WHAT YOU ARE ASKED TO DO
Going through the material below, please gather all lines with the word "this" in them.

SUPPLIED RECORDS

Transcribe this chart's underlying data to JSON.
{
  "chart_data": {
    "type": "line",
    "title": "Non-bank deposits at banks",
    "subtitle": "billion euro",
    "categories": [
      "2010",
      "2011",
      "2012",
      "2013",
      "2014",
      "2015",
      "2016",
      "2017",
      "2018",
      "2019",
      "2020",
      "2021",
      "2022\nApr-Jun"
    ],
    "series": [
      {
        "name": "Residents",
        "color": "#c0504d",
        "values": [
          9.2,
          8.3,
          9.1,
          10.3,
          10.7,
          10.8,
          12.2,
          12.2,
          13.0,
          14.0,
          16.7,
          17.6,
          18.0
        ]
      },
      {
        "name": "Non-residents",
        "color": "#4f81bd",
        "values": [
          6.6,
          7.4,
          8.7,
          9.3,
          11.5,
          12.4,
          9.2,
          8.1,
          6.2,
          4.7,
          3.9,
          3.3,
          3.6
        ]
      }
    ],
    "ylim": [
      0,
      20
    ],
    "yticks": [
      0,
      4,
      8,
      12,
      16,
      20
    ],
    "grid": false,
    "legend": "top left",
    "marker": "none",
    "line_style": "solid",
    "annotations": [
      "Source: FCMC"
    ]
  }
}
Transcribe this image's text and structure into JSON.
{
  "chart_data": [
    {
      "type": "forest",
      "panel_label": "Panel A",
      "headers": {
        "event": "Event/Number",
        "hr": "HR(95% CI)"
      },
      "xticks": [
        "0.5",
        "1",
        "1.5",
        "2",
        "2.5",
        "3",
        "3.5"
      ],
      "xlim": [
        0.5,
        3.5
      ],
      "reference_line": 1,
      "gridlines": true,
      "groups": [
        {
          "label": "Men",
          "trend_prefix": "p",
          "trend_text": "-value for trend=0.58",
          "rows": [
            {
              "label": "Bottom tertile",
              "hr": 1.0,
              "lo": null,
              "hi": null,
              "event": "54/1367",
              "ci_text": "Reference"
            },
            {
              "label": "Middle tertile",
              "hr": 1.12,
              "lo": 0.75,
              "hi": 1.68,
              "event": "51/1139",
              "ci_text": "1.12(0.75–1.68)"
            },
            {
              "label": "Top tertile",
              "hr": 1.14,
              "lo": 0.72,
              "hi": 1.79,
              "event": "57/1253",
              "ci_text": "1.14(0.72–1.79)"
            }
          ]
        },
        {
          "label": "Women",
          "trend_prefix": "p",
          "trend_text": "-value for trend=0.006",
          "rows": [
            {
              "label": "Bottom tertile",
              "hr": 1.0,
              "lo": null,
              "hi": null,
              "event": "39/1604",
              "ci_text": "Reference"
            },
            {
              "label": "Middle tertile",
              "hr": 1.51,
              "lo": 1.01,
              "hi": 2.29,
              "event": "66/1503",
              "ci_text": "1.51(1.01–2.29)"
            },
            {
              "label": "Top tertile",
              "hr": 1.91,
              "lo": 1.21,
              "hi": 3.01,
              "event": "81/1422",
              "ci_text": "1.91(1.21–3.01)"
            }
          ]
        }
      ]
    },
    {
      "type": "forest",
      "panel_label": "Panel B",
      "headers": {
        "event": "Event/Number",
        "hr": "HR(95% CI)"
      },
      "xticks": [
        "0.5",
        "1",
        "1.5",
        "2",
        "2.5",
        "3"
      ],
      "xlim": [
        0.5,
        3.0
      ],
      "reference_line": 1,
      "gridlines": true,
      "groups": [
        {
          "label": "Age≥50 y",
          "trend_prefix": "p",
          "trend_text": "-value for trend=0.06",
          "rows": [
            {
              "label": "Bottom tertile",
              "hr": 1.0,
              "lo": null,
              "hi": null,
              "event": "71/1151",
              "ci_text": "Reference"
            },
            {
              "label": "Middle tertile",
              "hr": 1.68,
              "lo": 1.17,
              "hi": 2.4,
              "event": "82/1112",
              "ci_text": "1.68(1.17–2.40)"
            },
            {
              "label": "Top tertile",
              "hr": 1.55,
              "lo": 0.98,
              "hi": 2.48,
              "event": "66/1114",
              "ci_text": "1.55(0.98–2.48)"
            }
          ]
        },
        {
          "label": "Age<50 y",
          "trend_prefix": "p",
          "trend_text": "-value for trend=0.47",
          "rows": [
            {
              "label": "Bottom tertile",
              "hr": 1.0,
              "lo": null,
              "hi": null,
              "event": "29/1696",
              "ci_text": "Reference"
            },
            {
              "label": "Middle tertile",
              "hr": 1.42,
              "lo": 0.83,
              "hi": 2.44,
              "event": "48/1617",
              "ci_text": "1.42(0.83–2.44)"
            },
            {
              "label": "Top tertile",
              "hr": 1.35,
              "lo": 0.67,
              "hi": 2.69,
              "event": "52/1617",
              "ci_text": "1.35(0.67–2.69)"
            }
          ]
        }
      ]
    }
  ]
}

ANSWER TO THE EXERCISE
Transcribe this chart's underlying data to JSON.
Transcribe this image's text and structure into JSON.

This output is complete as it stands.